### Written request
Quote the data below in full, minus the images.

## BEGIN

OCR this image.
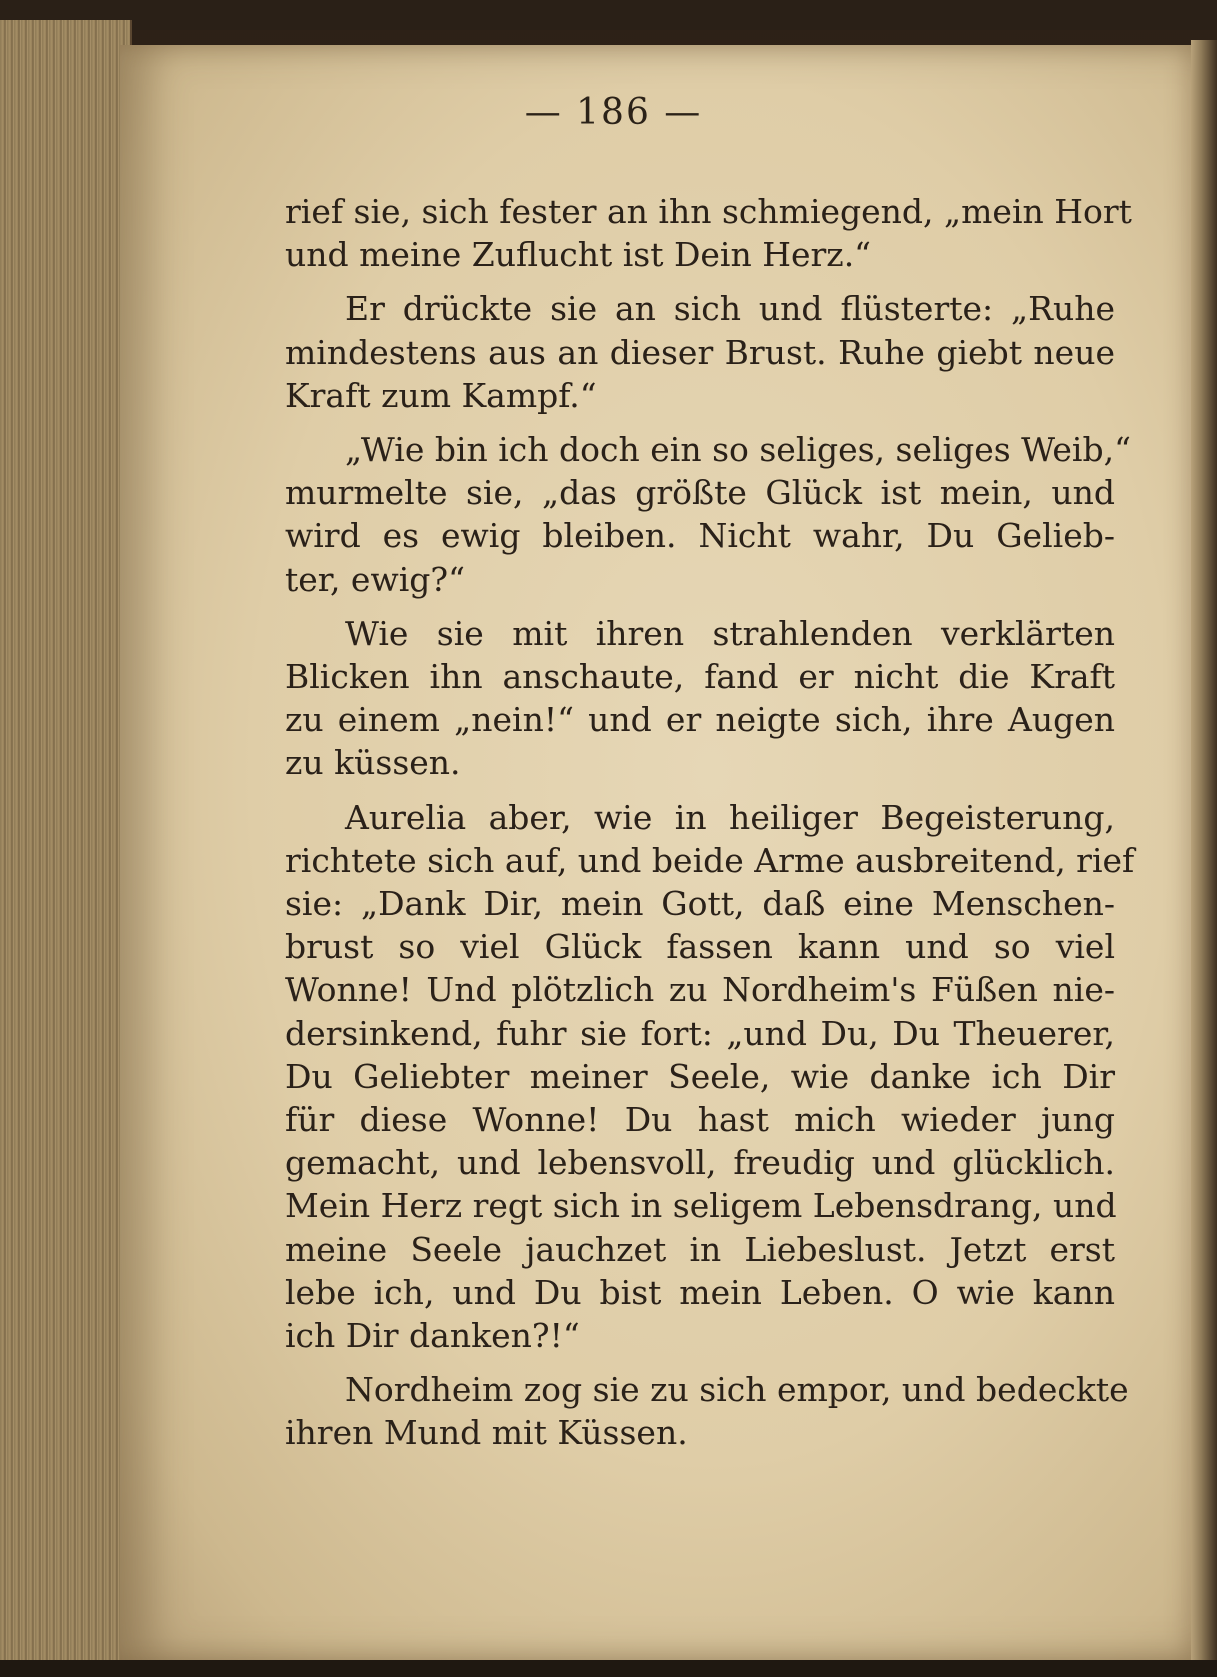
— 186 —
rief sie, sich fester an ihn schmiegend, „mein Hort
und meine Zuflucht ist Dein Herz.“
Er drückte sie an sich und flüsterte: „Ruhe
mindestens aus an dieser Brust. Ruhe giebt neue
Kraft zum Kampf.“
„Wie bin ich doch ein so seliges, seliges Weib,“
murmelte sie, „das größte Glück ist mein, und
wird es ewig bleiben. Nicht wahr, Du Gelieb-
ter, ewig?“
Wie sie mit ihren strahlenden verklärten
Blicken ihn anschaute, fand er nicht die Kraft
zu einem „nein!“ und er neigte sich, ihre Augen
zu küssen.
Aurelia aber, wie in heiliger Begeisterung,
richtete sich auf, und beide Arme ausbreitend, rief
sie: „Dank Dir, mein Gott, daß eine Menschen-
brust so viel Glück fassen kann und so viel
Wonne! Und plötzlich zu Nordheim's Füßen nie-
dersinkend, fuhr sie fort: „und Du, Du Theuerer,
Du Geliebter meiner Seele, wie danke ich Dir
für diese Wonne! Du hast mich wieder jung
gemacht, und lebensvoll, freudig und glücklich.
Mein Herz regt sich in seligem Lebensdrang, und
meine Seele jauchzet in Liebeslust. Jetzt erst
lebe ich, und Du bist mein Leben. O wie kann
ich Dir danken?!“
Nordheim zog sie zu sich empor, und bedeckte
ihren Mund mit Küssen.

## END

### Result of this exercise
OCR this image.
— 186 —
rief sie, sich fester an ihn schmiegend, „mein Hort
und meine Zuflucht ist Dein Herz.“
Er drückte sie an sich und flüsterte: „Ruhe
mindestens aus an dieser Brust. Ruhe giebt neue
Kraft zum Kampf.“
„Wie bin ich doch ein so seliges, seliges Weib,“
murmelte sie, „das größte Glück ist mein, und
wird es ewig bleiben. Nicht wahr, Du Gelieb-
ter, ewig?“
Wie sie mit ihren strahlenden verklärten
Blicken ihn anschaute, fand er nicht die Kraft
zu einem „nein!“ und er neigte sich, ihre Augen
zu küssen.
Aurelia aber, wie in heiliger Begeisterung,
richtete sich auf, und beide Arme ausbreitend, rief
sie: „Dank Dir, mein Gott, daß eine Menschen-
brust so viel Glück fassen kann und so viel
Wonne! Und plötzlich zu Nordheim's Füßen nie-
dersinkend, fuhr sie fort: „und Du, Du Theuerer,
Du Geliebter meiner Seele, wie danke ich Dir
für diese Wonne! Du hast mich wieder jung
gemacht, und lebensvoll, freudig und glücklich.
Mein Herz regt sich in seligem Lebensdrang, und
meine Seele jauchzet in Liebeslust. Jetzt erst
lebe ich, und Du bist mein Leben. O wie kann
ich Dir danken?!“
Nordheim zog sie zu sich empor, und bedeckte
ihren Mund mit Küssen.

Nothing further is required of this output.